__Texte__
# # # #

Écrire sa biographie est un projet intime et puissant. Pourtant, beaucoup de personnes renoncent avant même d’avoir commencé. Peur de ne pas être intéressant, manque de temps, tabou culturel… Ces blocages sont réels mais ils peuvent être surmontés.
Voici comment dépasser les freins les plus courants pour enfin oser donner vie à votre récit.
Dépasser les freins psychologiques
« Mon histoire n’intéresse personne »
C’est l’objection la plus fréquente. Pourtant, vos proches sont les premiers concernés.
—> Selon une enquête Ifop (2022), 72 % des Français attachent une grande importance à la transmission des souvenirs familiaux. Autrement dit, même si vous doutez, vos enfants, petits-enfants et proches veulent garder une trace de vous et de votre vécu.
Solution : Commencez par noter ou enregistrer de petites anecdotes. Ce sont souvent les détails du quotidien qui touchent le plus vos proches.
« Je n’ai rien d’assez exceptionnel à raconter »
Une biographie n’est pas réservée aux personnalités célèbres. Chaque vie est riche d’expériences, d’épreuves, de valeurs et de leçons de vie.
Solution : Pensez votre récit comme un héritage affectif. Ce qui peut vous sembler banal aujourd’hui deviendra précieux pour vos descendants.
« Je n’écris pas assez bien »
Savoir écrire n’est pas nécessaire pour se lancer. Le rôle du biographe est précisément de vous écouter pour transformer vos paroles en un récit fluide, fidèle et touchant.
Solution : Faites appel à un biographe ou commencez par enregistrer votre voix. Parler est souvent plus naturel qu’écrire.
Dépasser les freins pratiques
« Je n’ai pas le temps »
On imagine souvent qu’écrire sa biographie prend des années. En réalité, des entretiens réguliers d’1 à 2 heures suffisent pour constituer la matière d’un récit complet. En 3 à 6 mois nous pouvons déjà avoir réalisé un bel ouvrage.
Solution : Planifiez de courts rendez-vous réguliers, comme un rituel. La régularité vaut mieux que de longues sessions.

# # # #

__Items fournis__
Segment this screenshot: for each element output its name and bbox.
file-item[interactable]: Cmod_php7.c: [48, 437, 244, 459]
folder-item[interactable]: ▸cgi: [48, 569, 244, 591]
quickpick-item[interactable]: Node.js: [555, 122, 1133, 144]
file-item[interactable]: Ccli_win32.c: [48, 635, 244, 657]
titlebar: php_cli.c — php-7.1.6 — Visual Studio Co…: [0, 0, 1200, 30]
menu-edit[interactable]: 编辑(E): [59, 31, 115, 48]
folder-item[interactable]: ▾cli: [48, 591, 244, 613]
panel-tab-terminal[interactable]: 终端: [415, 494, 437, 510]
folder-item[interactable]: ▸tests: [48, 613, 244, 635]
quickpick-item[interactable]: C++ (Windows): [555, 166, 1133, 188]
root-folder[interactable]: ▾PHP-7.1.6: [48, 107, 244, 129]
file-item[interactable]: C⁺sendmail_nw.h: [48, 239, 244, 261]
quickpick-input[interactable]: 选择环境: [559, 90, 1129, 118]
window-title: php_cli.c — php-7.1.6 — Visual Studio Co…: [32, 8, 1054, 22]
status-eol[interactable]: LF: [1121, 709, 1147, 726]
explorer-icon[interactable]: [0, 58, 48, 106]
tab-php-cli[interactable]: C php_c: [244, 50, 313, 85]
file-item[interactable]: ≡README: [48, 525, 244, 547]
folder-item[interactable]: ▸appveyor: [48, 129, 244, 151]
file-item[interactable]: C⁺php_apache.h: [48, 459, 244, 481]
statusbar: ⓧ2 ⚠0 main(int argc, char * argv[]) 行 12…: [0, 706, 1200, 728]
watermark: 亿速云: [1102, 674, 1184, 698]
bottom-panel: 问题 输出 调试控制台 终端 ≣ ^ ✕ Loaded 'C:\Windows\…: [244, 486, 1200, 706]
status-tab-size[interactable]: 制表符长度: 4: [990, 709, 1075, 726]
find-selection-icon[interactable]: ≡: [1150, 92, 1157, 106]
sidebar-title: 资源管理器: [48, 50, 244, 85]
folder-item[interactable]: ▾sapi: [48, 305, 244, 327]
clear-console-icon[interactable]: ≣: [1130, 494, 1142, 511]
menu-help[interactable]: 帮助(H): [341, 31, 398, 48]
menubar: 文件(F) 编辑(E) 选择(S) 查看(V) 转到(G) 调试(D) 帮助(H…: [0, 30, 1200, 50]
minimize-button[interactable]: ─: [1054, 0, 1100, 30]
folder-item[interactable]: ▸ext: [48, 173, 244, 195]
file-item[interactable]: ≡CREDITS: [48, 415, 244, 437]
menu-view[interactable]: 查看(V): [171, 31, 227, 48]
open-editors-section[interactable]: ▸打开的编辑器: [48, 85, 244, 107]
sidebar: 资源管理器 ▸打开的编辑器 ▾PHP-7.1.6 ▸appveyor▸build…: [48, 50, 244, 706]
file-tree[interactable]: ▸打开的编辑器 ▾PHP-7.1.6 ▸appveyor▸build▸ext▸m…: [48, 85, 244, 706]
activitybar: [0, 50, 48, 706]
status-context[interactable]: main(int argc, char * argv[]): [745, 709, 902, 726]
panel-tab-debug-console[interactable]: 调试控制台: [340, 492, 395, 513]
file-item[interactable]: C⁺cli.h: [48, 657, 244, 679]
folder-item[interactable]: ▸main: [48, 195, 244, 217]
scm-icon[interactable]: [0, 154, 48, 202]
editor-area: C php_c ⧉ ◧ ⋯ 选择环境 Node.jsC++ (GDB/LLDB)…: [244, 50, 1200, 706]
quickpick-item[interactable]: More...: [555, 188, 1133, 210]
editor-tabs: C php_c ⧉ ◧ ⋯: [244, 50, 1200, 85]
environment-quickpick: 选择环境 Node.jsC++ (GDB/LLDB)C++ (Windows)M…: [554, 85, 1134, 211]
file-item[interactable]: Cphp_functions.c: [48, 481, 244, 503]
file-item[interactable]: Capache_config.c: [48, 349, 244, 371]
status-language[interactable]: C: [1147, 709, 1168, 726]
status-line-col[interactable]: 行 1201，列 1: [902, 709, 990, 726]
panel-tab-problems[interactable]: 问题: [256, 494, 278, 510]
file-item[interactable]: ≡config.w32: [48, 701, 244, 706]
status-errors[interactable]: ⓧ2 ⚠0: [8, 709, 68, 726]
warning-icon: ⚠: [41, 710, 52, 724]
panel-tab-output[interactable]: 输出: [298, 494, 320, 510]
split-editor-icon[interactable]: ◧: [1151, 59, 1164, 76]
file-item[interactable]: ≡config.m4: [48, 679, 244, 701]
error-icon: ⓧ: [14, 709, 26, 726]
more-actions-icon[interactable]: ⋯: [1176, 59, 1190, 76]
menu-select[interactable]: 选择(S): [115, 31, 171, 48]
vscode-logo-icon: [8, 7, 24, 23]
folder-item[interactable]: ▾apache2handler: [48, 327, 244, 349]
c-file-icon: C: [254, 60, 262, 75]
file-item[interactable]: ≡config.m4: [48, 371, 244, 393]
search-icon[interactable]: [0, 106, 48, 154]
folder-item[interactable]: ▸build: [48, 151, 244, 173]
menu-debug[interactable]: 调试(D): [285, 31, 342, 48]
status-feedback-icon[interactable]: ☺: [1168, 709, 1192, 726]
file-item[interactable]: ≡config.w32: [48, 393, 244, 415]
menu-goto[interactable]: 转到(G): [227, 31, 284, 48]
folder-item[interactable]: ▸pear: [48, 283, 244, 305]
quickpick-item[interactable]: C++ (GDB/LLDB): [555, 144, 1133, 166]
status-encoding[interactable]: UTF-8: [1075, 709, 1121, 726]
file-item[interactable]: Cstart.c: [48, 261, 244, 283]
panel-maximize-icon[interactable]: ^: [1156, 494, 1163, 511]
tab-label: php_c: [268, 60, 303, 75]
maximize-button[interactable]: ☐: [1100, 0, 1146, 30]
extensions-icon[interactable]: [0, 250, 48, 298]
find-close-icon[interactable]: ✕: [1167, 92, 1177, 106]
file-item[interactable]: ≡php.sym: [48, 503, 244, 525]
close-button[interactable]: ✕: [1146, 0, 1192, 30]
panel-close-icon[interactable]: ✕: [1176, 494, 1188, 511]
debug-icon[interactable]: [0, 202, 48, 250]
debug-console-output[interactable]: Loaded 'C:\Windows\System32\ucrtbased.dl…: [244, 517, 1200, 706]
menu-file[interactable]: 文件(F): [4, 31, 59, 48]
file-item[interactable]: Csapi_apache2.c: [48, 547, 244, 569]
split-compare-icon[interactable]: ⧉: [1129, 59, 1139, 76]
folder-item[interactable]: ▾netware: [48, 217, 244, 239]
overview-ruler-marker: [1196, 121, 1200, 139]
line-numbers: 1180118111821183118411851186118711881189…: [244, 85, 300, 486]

# # # #

__Consigne 1__
Remplacez « biographie » par « histoire de vie » dans le passage du texte sur la biographie qui commence aux mots « Écrire sa biographie est » et s'arrête après « à votre récit. », puis recopiez ce passage.
__Consigne 2__
Poursuivez le texte sur la biographie à partir de sa dernière phrase.

__Résultat 1__
Écrire sa histoire de vie est un projet intime et puissant. Pourtant, beaucoup de personnes renoncent avant même d’avoir commencé. Peur de ne pas être intéressant, manque de temps, tabou culturel… Ces blocages sont réels mais ils peuvent être surmontés.
Voici comment dépasser les freins les plus courants pour enfin oser donner vie à votre récit.

__Résultat 2__
« Cela va coûter trop cher »
Écrire un livre est un investissement, mais il existe plusieurs formules : du simple recueil numérique à l’édition plus élaborée.
—> Rappelons que 57 % des Français considèrent la transmission familiale comme une priorité (Ined, 2020).
Solution : Définissez vos besoins réels. Vous pouvez commencer par un format simple et compléter plus tard.
Dépasser les freins culturels
En France, parler de soi reste parfois perçu comme une forme d’orgueil. À l’inverse, dans les pays anglo-saxons, l’autobiographie est largement valorisée.
Solution : Changez de regard : écrire sa biographie, ce n’est pas « se mettre en avant ». C’est offrir un héritage. Selon l’Ined, 60 % des Français estiment important de laisser une trace écrite de leur histoire familiale. Vous n’écrivez pas pour vous seul, mais pour ceux qui viendront après.
Les blocages à l’écriture d’une biographie sont naturels, mais aucun n’est insurmontable. Chaque vie mérite d’être racontée, et chaque souvenir a une valeur inestimable pour les générations futures.
Chez Tramonto, j’accompagne celles et ceux qui souhaitent franchir le pas, en levant ces freins et en transformant les récits en biographies uniques et fidèles à la voix de chacun.